The exercise: Pick out every line of the entries below where "Telluric" occurs, and copy those lines.

Rows from a figure dataset:
● ● ● ● ●
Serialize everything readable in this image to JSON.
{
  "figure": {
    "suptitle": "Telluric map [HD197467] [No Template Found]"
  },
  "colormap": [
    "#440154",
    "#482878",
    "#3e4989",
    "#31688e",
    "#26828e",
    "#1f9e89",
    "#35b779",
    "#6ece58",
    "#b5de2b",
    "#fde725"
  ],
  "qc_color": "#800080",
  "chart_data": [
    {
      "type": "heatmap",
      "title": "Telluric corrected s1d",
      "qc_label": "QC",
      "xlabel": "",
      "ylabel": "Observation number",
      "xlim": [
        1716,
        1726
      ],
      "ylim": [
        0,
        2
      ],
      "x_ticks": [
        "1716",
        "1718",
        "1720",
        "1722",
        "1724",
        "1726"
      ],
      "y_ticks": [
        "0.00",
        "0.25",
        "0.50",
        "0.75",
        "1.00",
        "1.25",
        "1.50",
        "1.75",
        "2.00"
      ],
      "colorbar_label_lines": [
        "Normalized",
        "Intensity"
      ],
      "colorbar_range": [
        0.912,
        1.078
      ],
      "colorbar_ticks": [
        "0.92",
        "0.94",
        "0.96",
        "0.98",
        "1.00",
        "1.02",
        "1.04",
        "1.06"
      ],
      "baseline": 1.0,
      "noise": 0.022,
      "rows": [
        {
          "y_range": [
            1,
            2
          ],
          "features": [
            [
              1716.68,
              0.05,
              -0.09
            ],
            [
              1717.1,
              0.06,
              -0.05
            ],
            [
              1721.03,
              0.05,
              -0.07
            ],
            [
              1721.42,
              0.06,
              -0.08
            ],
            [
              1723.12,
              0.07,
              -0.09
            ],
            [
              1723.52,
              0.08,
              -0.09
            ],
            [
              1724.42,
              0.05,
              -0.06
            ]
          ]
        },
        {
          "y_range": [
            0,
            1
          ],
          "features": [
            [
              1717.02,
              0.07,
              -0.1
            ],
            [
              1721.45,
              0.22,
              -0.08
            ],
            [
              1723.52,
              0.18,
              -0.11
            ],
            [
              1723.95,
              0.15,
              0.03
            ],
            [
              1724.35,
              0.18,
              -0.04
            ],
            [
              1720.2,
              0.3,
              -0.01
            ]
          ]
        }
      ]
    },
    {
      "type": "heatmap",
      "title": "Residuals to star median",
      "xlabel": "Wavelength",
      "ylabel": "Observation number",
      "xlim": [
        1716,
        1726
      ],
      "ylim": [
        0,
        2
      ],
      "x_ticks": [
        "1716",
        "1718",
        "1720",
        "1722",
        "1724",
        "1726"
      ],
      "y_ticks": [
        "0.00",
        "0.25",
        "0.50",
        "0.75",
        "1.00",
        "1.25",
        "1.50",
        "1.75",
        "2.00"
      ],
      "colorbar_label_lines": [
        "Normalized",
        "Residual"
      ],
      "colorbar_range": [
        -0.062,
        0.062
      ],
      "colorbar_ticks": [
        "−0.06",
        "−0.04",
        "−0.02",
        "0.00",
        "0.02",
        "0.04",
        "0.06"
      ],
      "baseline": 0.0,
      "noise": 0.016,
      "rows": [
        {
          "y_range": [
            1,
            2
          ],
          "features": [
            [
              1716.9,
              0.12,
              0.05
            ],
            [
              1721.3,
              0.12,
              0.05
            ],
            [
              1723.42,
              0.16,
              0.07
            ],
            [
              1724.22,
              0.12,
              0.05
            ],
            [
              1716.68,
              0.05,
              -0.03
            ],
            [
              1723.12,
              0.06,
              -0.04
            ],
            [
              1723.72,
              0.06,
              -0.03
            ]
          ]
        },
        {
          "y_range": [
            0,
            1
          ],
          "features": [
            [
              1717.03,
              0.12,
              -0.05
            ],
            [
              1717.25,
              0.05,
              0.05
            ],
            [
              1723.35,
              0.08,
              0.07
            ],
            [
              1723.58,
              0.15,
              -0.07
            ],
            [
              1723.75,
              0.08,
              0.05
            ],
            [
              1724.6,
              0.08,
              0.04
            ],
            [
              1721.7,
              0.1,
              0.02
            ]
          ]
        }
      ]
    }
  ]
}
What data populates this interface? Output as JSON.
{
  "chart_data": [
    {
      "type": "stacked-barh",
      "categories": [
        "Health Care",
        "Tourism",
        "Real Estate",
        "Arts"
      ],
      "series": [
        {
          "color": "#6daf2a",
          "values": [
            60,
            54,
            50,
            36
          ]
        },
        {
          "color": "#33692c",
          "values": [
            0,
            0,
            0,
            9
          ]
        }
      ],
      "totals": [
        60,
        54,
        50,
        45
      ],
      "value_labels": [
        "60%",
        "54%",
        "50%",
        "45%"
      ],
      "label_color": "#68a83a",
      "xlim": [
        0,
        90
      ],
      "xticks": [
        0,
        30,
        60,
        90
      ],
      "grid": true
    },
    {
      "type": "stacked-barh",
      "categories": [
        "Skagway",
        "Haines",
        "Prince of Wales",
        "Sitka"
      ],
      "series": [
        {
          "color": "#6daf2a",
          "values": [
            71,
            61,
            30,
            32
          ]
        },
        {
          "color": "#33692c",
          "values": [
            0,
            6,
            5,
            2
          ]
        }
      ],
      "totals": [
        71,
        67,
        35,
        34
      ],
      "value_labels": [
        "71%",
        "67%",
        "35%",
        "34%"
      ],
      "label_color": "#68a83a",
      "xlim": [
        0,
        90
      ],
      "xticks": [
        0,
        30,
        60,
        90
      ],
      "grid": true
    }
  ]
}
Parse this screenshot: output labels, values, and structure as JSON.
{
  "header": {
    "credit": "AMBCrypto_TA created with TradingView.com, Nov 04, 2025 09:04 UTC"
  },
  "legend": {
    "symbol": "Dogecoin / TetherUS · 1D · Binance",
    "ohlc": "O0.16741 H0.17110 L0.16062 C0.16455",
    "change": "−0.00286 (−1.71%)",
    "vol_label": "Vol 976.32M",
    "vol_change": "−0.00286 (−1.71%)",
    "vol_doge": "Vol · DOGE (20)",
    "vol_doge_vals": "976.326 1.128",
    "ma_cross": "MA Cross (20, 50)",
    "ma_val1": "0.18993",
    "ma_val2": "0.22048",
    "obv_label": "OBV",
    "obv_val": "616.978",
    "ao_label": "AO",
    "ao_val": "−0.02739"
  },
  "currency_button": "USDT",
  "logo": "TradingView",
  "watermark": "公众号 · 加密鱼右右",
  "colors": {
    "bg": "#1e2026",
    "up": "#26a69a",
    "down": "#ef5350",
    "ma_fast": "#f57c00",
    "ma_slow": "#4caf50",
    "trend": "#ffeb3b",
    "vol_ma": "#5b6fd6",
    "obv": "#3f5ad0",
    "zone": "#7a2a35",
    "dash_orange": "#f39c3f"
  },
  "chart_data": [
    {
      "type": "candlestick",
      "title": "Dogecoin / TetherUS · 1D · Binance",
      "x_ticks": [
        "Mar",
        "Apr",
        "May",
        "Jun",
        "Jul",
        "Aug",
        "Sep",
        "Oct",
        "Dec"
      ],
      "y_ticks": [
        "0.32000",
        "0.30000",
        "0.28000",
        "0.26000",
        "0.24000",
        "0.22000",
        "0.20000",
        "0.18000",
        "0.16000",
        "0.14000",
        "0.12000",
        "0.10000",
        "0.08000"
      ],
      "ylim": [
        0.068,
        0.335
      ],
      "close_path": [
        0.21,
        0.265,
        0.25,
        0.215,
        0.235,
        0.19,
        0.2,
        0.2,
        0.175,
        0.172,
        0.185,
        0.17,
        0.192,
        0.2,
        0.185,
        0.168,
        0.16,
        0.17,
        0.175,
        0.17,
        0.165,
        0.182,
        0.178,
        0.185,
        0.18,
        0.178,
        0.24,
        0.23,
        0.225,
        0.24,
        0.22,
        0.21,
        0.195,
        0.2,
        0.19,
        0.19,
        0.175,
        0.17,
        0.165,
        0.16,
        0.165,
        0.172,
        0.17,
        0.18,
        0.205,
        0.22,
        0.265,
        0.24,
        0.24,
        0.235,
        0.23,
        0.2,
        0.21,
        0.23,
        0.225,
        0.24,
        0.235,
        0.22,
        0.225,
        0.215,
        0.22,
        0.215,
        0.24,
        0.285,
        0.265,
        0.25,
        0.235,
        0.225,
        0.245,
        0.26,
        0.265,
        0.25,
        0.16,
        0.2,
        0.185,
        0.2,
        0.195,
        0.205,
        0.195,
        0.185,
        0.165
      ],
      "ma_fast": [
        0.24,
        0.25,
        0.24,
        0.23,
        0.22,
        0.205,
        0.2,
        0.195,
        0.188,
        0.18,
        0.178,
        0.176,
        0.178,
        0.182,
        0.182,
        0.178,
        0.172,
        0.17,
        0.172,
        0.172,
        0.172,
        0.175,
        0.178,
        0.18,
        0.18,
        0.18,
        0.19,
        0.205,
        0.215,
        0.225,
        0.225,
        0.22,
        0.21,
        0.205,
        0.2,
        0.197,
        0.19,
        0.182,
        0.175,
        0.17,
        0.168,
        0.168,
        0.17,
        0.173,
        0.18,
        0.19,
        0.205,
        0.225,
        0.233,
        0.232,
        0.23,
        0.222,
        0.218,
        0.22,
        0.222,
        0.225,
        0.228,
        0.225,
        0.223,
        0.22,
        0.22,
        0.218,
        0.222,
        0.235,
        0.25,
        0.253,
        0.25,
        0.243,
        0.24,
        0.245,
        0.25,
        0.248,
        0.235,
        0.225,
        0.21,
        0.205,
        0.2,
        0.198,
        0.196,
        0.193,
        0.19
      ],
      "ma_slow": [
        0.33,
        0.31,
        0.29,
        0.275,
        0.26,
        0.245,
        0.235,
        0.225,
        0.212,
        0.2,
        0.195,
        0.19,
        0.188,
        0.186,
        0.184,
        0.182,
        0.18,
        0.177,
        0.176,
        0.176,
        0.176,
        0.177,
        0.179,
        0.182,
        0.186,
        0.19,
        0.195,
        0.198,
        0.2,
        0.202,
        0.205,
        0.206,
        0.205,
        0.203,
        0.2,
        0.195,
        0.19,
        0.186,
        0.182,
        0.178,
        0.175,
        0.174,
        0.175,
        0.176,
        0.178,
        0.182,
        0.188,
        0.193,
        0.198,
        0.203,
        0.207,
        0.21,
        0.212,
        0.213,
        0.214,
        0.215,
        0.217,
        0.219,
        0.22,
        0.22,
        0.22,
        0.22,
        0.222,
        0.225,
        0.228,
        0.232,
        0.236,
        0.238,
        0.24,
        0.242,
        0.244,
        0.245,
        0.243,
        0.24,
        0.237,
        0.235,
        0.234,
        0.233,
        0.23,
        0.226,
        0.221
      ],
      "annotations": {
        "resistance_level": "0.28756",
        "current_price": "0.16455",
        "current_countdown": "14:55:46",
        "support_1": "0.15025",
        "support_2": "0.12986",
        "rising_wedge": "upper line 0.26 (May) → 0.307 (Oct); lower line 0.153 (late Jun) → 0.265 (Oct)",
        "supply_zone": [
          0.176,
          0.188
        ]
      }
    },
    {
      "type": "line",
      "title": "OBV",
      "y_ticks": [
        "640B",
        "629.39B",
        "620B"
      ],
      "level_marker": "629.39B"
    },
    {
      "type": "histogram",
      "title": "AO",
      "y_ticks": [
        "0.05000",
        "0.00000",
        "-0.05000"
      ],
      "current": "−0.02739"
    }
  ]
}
● ● ● ● ●
Expected output:
    "suptitle": "Telluric map [HD197467] [No Template Found]"
      "title": "Telluric corrected s1d",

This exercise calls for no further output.